_Work to complete_:
Transcribe all of the following lines character for character, changing nothing.

Data taken from a collection:
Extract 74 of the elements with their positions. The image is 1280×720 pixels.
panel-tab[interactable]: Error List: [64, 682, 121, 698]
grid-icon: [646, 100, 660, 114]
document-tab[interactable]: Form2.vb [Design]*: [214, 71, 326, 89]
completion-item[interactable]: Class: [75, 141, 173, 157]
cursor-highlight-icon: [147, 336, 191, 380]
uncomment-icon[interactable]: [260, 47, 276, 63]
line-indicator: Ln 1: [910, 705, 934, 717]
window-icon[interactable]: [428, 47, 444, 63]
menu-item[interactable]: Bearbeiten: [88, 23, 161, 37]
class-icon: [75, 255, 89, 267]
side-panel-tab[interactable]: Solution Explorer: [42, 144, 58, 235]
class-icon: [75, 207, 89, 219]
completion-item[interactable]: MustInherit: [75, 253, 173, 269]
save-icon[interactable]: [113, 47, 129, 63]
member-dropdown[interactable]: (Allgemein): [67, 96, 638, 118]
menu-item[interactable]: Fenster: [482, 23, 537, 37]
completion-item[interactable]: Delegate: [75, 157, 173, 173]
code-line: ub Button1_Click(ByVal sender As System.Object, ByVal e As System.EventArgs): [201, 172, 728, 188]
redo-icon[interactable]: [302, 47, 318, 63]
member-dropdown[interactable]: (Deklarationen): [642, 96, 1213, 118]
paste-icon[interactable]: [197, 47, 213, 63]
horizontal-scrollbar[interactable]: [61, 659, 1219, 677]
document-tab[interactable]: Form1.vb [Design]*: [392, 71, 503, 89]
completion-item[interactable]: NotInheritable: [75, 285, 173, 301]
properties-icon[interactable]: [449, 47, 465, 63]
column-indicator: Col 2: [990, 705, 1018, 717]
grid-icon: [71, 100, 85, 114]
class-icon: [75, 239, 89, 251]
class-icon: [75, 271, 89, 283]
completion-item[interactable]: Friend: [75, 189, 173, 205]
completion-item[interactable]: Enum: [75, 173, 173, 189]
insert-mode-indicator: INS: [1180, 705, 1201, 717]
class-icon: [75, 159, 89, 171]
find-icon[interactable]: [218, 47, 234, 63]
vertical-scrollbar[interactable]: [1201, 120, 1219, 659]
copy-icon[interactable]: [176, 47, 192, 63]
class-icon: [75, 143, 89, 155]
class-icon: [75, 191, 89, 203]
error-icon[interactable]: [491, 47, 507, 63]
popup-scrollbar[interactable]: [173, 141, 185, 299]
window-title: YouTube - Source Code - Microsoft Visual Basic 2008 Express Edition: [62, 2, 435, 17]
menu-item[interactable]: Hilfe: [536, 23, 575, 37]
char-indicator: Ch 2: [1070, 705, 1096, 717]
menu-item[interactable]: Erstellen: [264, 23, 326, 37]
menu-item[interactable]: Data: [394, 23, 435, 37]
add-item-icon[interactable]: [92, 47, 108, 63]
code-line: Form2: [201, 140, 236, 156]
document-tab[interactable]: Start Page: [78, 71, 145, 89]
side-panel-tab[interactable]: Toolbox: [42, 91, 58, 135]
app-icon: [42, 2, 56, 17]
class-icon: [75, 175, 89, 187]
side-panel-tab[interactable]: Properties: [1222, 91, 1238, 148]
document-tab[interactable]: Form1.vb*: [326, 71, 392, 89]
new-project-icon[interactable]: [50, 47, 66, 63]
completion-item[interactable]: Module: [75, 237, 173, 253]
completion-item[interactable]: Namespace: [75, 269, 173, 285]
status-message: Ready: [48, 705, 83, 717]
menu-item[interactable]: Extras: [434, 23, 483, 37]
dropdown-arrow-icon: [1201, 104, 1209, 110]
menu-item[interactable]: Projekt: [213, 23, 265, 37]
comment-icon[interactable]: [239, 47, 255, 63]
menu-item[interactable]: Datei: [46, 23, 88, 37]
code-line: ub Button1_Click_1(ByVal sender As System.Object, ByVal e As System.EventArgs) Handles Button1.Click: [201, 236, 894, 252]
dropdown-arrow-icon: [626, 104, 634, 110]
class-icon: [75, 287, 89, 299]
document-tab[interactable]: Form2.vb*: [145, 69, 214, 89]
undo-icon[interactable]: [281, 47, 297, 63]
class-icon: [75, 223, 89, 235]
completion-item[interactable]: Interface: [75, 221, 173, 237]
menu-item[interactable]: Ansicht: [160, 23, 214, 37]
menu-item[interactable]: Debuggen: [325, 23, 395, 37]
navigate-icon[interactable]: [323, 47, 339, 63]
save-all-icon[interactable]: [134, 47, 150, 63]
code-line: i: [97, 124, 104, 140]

_Solution to this problem_:
Extract 74 of the elements with their positions. The image is 1280×720 pixels.
panel-tab[interactable]: Error List: [64, 682, 121, 698]
grid-icon: [646, 100, 660, 114]
document-tab[interactable]: Form2.vb [Design]*: [214, 71, 326, 89]
completion-item[interactable]: Class: [75, 141, 173, 157]
cursor-highlight-icon: [147, 336, 191, 380]
uncomment-icon[interactable]: [260, 47, 276, 63]
line-indicator: Ln 1: [910, 705, 934, 717]
window-icon[interactable]: [428, 47, 444, 63]
menu-item[interactable]: Bearbeiten: [88, 23, 161, 37]
class-icon: [75, 255, 89, 267]
side-panel-tab[interactable]: Solution Explorer: [42, 144, 58, 235]
class-icon: [75, 207, 89, 219]
completion-item[interactable]: MustInherit: [75, 253, 173, 269]
save-icon[interactable]: [113, 47, 129, 63]
member-dropdown[interactable]: (Allgemein): [67, 96, 638, 118]
menu-item[interactable]: Fenster: [482, 23, 537, 37]
completion-item[interactable]: Delegate: [75, 157, 173, 173]
code-line: ub Button1_Click(ByVal sender As System.Object, ByVal e As System.EventArgs): [201, 172, 728, 188]
redo-icon[interactable]: [302, 47, 318, 63]
member-dropdown[interactable]: (Deklarationen): [642, 96, 1213, 118]
paste-icon[interactable]: [197, 47, 213, 63]
horizontal-scrollbar[interactable]: [61, 659, 1219, 677]
document-tab[interactable]: Form1.vb [Design]*: [392, 71, 503, 89]
completion-item[interactable]: NotInheritable: [75, 285, 173, 301]
properties-icon[interactable]: [449, 47, 465, 63]
column-indicator: Col 2: [990, 705, 1018, 717]
grid-icon: [71, 100, 85, 114]
class-icon: [75, 239, 89, 251]
class-icon: [75, 271, 89, 283]
completion-item[interactable]: Friend: [75, 189, 173, 205]
completion-item[interactable]: Enum: [75, 173, 173, 189]
insert-mode-indicator: INS: [1180, 705, 1201, 717]
class-icon: [75, 159, 89, 171]
find-icon[interactable]: [218, 47, 234, 63]
vertical-scrollbar[interactable]: [1201, 120, 1219, 659]
copy-icon[interactable]: [176, 47, 192, 63]
class-icon: [75, 143, 89, 155]
class-icon: [75, 191, 89, 203]
error-icon[interactable]: [491, 47, 507, 63]
popup-scrollbar[interactable]: [173, 141, 185, 299]
window-title: YouTube - Source Code - Microsoft Visual Basic 2008 Express Edition: [62, 2, 435, 17]
menu-item[interactable]: Hilfe: [536, 23, 575, 37]
char-indicator: Ch 2: [1070, 705, 1096, 717]
menu-item[interactable]: Erstellen: [264, 23, 326, 37]
menu-item[interactable]: Data: [394, 23, 435, 37]
add-item-icon[interactable]: [92, 47, 108, 63]
code-line: Form2: [201, 140, 236, 156]
document-tab[interactable]: Start Page: [78, 71, 145, 89]
side-panel-tab[interactable]: Toolbox: [42, 91, 58, 135]
app-icon: [42, 2, 56, 17]
class-icon: [75, 175, 89, 187]
side-panel-tab[interactable]: Properties: [1222, 91, 1238, 148]
document-tab[interactable]: Form1.vb*: [326, 71, 392, 89]
new-project-icon[interactable]: [50, 47, 66, 63]
completion-item[interactable]: Module: [75, 237, 173, 253]
completion-item[interactable]: Namespace: [75, 269, 173, 285]
status-message: Ready: [48, 705, 83, 717]
menu-item[interactable]: Extras: [434, 23, 483, 37]
dropdown-arrow-icon: [1201, 104, 1209, 110]
menu-item[interactable]: Projekt: [213, 23, 265, 37]
comment-icon[interactable]: [239, 47, 255, 63]
menu-item[interactable]: Datei: [46, 23, 88, 37]
code-line: ub Button1_Click_1(ByVal sender As System.Object, ByVal e As System.EventArgs) Handles Button1.Click: [201, 236, 894, 252]
dropdown-arrow-icon: [626, 104, 634, 110]
class-icon: [75, 287, 89, 299]
document-tab[interactable]: Form2.vb*: [145, 69, 214, 89]
undo-icon[interactable]: [281, 47, 297, 63]
class-icon: [75, 223, 89, 235]
completion-item[interactable]: Interface: [75, 221, 173, 237]
menu-item[interactable]: Ansicht: [160, 23, 214, 37]
menu-item[interactable]: Debuggen: [325, 23, 395, 37]
navigate-icon[interactable]: [323, 47, 339, 63]
save-all-icon[interactable]: [134, 47, 150, 63]
code-line: i: [97, 124, 104, 140]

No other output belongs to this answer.